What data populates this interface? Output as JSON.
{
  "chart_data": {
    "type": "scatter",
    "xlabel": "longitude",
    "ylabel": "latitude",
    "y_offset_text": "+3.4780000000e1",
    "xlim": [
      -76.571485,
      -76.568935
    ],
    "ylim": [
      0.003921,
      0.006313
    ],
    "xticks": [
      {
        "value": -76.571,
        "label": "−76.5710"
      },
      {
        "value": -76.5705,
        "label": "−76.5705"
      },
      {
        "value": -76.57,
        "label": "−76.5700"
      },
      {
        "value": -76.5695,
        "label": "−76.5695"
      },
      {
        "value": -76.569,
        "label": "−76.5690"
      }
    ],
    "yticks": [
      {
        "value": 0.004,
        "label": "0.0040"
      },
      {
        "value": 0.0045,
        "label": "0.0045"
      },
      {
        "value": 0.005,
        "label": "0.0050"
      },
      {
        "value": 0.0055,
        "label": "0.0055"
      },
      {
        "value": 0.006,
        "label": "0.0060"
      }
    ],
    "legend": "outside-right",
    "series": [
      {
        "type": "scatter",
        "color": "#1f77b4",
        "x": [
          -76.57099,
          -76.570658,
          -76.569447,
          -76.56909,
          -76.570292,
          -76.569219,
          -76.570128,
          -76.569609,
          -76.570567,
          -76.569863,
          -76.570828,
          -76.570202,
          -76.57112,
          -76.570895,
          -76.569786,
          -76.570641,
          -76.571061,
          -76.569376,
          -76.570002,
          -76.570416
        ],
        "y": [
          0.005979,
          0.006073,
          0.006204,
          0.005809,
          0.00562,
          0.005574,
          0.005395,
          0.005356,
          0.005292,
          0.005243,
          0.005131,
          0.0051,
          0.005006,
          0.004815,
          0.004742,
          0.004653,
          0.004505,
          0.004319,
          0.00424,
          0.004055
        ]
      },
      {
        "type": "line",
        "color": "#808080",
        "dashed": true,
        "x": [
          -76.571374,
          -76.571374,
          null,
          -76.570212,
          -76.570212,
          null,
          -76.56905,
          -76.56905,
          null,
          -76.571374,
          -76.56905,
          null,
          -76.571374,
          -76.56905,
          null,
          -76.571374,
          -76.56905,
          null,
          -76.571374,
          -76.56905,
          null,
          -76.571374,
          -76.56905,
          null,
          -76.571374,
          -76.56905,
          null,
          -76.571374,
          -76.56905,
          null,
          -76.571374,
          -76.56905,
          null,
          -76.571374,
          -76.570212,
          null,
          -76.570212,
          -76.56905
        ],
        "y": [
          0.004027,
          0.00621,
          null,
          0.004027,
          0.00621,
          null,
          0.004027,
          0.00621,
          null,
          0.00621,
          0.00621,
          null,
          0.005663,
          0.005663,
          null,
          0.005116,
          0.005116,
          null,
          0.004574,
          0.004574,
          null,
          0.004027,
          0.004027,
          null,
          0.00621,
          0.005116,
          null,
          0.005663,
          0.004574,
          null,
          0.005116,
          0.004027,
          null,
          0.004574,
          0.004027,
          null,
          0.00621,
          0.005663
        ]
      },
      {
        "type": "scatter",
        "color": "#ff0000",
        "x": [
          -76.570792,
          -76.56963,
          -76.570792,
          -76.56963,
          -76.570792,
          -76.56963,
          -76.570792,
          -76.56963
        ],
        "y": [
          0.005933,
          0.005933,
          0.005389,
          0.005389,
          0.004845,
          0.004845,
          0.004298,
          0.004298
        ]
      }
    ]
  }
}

---

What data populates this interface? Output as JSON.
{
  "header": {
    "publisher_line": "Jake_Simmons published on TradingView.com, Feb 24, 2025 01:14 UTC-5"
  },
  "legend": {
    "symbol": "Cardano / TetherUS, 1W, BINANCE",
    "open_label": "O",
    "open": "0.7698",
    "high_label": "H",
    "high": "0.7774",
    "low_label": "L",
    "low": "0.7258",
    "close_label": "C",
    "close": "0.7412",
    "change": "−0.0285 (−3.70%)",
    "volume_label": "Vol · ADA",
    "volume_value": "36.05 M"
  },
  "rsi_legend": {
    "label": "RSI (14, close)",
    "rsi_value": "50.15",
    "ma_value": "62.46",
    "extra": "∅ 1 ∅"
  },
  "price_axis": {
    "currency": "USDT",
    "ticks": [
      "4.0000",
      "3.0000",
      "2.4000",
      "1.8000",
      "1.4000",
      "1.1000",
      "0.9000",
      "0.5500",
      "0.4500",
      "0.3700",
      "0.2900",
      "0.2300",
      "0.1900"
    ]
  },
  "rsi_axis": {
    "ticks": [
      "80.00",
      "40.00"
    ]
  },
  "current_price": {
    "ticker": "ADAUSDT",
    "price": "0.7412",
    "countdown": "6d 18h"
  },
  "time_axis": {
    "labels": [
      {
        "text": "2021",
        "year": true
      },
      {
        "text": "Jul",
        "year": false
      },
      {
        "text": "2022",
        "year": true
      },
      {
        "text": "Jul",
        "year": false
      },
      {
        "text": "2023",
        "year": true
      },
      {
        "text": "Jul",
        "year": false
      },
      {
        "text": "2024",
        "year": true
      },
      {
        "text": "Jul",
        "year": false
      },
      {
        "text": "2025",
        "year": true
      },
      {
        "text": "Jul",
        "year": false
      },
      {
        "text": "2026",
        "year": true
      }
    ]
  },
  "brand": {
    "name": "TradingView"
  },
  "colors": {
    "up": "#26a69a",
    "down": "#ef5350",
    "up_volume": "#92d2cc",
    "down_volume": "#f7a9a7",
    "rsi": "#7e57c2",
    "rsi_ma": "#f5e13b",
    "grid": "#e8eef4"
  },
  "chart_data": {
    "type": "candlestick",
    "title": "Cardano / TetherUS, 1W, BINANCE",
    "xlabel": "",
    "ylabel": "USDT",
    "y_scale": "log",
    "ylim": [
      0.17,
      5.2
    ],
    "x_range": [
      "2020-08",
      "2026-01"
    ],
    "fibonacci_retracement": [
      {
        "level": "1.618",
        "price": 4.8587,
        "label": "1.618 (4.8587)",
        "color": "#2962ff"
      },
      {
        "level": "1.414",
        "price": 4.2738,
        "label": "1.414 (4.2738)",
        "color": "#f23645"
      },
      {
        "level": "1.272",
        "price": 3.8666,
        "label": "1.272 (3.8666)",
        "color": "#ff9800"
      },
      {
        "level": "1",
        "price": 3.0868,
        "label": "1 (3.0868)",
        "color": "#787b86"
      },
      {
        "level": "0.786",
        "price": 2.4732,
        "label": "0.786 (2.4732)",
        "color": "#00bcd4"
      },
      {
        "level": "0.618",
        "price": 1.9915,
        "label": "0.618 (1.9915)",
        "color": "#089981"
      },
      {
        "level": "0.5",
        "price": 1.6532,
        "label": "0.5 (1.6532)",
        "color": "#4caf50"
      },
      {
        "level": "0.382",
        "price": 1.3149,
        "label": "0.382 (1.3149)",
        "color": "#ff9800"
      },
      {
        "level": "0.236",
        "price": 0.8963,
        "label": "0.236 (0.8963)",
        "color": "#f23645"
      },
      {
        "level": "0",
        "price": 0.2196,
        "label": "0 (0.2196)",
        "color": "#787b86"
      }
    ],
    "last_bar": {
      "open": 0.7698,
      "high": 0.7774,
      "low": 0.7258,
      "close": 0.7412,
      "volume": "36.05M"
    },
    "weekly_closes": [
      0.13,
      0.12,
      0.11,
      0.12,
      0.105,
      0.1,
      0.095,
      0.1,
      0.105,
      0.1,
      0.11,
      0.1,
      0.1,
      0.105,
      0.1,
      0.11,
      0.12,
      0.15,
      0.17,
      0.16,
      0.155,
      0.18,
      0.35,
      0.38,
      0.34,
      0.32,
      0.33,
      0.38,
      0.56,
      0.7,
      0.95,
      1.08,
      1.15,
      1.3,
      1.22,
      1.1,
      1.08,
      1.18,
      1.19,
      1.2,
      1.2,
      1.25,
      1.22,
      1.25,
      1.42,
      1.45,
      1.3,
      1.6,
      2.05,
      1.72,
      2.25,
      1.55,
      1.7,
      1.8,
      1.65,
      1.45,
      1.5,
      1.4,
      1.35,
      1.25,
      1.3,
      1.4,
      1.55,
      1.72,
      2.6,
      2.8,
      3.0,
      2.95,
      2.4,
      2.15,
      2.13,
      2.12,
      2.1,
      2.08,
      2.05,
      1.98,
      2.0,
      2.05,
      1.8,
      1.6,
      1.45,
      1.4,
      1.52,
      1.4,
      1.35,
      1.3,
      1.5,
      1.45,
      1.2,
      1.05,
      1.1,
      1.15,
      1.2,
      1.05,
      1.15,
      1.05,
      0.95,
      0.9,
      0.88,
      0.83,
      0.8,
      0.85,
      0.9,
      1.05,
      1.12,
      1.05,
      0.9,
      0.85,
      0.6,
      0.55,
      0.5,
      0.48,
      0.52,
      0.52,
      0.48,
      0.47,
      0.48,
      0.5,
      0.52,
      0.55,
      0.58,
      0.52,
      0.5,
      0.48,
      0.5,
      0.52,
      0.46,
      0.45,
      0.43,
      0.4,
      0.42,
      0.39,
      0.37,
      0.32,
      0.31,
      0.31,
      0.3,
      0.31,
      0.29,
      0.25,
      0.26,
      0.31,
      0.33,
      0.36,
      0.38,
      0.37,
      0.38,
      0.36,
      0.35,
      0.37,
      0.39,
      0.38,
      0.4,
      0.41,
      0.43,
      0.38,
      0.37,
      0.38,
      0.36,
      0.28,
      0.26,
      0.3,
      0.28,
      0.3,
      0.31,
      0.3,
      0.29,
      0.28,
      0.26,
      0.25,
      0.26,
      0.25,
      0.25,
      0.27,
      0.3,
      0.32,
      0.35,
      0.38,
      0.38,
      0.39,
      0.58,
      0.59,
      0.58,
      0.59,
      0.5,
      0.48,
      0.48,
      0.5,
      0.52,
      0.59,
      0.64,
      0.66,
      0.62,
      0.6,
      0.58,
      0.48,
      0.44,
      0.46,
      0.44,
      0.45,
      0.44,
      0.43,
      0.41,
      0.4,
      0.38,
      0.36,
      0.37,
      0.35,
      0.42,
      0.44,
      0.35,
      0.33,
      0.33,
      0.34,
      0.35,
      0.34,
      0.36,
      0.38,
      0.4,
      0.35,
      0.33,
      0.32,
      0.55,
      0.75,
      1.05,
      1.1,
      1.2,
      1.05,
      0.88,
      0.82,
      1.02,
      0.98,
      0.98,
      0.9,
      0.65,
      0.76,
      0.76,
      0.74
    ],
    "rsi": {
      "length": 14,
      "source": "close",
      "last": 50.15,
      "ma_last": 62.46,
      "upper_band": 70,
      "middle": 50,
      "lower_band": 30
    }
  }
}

| AIM |
Lines holding the word "Cardano" should be counted across the entries; state only how many there are.

| TASK RESPONSE |
2